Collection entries
begin

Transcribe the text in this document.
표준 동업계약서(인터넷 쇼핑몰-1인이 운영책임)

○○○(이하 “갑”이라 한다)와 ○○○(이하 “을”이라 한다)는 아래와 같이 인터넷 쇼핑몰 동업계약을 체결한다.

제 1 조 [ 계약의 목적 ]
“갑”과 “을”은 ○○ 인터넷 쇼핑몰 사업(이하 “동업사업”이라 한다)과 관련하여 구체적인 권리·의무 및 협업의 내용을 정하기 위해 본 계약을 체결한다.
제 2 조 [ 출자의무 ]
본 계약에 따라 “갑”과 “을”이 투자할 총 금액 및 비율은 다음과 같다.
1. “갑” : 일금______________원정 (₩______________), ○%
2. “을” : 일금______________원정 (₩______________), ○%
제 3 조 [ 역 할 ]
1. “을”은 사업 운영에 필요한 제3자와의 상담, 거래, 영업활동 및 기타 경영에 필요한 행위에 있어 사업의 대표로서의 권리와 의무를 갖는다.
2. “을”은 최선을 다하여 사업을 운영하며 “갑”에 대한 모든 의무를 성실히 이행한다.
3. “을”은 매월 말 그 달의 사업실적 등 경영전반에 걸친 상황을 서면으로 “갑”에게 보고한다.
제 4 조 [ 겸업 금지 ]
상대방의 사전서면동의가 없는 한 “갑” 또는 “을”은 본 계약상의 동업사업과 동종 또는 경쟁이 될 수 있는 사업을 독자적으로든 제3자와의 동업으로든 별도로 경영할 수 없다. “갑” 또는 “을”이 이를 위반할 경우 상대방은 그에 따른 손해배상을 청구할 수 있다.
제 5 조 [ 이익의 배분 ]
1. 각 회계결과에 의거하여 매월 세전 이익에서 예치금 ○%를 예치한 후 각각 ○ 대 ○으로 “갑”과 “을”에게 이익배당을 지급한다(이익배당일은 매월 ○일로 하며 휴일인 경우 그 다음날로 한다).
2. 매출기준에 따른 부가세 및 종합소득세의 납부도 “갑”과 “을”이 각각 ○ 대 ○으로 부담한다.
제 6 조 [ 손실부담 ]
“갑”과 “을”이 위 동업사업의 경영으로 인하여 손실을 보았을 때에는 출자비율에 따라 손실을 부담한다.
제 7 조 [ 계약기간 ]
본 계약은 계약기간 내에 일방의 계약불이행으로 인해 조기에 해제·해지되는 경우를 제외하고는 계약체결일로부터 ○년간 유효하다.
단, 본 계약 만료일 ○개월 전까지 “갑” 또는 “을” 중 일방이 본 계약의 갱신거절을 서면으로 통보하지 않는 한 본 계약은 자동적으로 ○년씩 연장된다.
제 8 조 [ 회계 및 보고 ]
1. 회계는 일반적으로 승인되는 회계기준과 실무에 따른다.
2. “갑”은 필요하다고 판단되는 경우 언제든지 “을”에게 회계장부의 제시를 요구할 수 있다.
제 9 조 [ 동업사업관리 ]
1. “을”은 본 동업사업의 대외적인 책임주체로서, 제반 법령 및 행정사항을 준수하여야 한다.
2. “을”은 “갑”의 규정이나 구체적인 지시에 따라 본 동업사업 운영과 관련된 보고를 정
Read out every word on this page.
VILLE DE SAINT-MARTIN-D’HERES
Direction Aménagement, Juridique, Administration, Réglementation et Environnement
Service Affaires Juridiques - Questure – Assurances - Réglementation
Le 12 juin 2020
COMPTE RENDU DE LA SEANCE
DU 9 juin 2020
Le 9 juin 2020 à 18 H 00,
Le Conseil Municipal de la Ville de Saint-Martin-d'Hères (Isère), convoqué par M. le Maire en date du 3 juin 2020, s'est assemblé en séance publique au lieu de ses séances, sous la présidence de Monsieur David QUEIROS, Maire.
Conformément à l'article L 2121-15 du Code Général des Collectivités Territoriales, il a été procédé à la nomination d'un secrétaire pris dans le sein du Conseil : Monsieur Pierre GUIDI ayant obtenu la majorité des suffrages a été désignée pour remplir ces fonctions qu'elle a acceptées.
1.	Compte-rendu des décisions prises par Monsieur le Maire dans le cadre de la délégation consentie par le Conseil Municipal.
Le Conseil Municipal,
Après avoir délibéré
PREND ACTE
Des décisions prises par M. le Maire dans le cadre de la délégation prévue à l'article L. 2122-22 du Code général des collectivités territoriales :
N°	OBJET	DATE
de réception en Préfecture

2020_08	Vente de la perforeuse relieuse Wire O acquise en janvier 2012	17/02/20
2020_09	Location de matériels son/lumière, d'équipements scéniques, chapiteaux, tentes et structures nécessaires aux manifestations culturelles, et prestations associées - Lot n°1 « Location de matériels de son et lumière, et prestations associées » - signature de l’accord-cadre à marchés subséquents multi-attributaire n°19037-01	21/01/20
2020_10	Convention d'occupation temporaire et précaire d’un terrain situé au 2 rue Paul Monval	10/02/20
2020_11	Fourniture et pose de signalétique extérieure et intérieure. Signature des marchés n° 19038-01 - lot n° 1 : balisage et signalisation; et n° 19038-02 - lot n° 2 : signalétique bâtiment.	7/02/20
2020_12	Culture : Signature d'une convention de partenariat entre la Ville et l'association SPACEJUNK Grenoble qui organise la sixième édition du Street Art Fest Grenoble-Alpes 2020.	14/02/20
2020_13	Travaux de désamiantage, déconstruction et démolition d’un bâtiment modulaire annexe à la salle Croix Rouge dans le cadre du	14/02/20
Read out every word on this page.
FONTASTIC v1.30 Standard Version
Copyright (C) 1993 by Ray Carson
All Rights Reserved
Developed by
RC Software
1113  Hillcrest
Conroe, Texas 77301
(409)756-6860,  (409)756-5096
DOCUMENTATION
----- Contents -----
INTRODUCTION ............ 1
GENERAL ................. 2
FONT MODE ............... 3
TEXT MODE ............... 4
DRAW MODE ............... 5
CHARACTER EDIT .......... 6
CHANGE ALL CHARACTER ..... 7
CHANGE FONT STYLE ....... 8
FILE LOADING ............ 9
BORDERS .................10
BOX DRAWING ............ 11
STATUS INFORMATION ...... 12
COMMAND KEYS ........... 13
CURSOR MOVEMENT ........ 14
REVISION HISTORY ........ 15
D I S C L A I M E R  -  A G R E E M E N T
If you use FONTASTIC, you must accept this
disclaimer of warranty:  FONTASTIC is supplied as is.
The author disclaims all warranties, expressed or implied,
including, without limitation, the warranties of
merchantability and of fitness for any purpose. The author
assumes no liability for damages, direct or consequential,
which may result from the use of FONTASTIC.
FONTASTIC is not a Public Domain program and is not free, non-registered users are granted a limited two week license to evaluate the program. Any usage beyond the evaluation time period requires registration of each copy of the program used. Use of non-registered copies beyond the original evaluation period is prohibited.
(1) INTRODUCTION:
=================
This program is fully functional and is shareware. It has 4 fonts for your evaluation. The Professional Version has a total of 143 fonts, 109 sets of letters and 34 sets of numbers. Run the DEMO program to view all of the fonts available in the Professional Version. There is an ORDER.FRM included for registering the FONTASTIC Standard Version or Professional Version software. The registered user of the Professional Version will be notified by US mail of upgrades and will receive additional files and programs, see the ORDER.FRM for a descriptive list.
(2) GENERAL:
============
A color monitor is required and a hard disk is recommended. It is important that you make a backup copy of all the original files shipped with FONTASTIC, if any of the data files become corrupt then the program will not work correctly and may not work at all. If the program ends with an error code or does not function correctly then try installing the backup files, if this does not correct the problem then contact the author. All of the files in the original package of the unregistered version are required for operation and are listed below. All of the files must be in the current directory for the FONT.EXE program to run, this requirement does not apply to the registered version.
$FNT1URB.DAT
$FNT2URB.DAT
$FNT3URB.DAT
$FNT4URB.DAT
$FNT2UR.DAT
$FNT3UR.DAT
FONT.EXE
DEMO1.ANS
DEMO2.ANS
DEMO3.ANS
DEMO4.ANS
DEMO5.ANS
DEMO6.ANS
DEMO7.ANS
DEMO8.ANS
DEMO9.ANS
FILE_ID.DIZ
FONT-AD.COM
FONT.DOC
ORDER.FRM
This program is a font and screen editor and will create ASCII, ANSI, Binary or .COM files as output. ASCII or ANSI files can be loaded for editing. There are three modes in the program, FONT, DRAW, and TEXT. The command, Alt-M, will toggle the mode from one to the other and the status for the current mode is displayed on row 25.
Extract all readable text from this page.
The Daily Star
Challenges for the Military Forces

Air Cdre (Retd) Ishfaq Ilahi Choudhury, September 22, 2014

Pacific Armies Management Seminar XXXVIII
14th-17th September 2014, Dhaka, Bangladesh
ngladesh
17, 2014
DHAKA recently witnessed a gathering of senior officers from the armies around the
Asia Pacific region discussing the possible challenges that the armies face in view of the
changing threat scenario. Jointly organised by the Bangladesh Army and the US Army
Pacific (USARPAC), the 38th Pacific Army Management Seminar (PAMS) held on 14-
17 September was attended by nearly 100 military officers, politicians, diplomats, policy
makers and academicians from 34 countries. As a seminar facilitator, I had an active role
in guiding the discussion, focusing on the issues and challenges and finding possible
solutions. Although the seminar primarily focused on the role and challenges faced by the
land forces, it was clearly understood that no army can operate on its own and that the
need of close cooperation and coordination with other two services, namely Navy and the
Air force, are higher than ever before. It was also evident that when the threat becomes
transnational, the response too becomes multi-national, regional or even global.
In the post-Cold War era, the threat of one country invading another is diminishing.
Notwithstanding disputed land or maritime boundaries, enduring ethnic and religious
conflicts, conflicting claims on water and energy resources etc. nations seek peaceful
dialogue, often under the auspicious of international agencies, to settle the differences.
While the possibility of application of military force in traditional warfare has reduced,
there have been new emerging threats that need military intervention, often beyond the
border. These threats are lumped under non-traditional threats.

end

= GIVEN TASK =
Report each line in the preceding entries that holds the string "article".

= SOLUTION FOR THIS PROBLEM =
Conformément à l'article L 2121-15 du Code Général des Collectivités Territoriales, il a été procédé à la nomination d'un secrétaire pris dans le sein du Conseil : Monsieur Pierre GUIDI ayant obtenu la majorité des suffrages a été désignée pour remplir ces fonctions qu'elle a acceptées.
Des décisions prises par M. le Maire dans le cadre de la délégation prévue à l'article L. 2122-22 du Code général des collectivités territoriales :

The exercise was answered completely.